• Exercise: Output the full listing below exactly, without the pictures.

• Dataset records:

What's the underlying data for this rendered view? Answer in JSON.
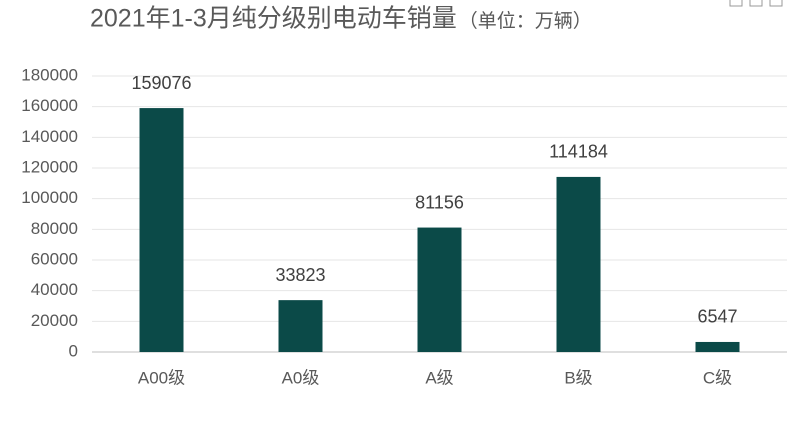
{
  "chart_data": {
    "type": "bar",
    "title": "2021年1-3月纯分级别电动车销量",
    "subtitle": "（单位：万辆）",
    "categories": [
      "A00级",
      "A0级",
      "A级",
      "B级",
      "C级"
    ],
    "values": [
      159076,
      33823,
      81156,
      114184,
      6547
    ],
    "color": "#0b4a48",
    "ylim": [
      0,
      180000
    ],
    "yticks": [
      0,
      20000,
      40000,
      60000,
      80000,
      100000,
      120000,
      140000,
      160000,
      180000
    ],
    "grid": true
  }
}
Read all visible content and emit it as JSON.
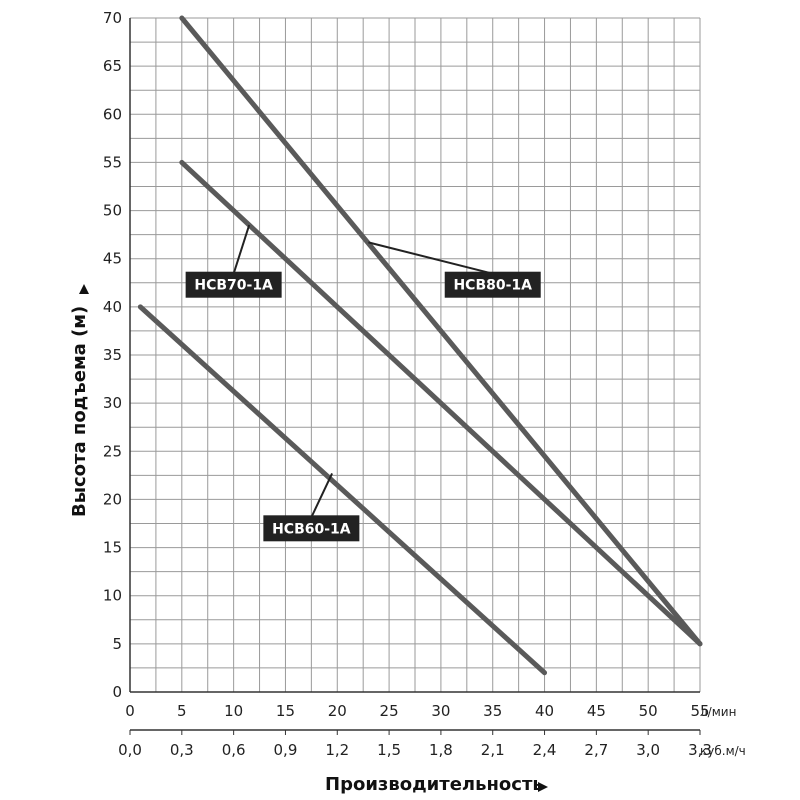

• Exercise response:
What's the underlying data for this rendered view? Answer in JSON.
{
  "chart_data": {
    "type": "bar",
    "title": "2021年1-3月纯分级别电动车销量",
    "subtitle": "（单位：万辆）",
    "categories": [
      "A00级",
      "A0级",
      "A级",
      "B级",
      "C级"
    ],
    "values": [
      159076,
      33823,
      81156,
      114184,
      6547
    ],
    "color": "#0b4a48",
    "ylim": [
      0,
      180000
    ],
    "yticks": [
      0,
      20000,
      40000,
      60000,
      80000,
      100000,
      120000,
      140000,
      160000,
      180000
    ],
    "grid": true
  }
}
Read all visible content and emit it as JSON.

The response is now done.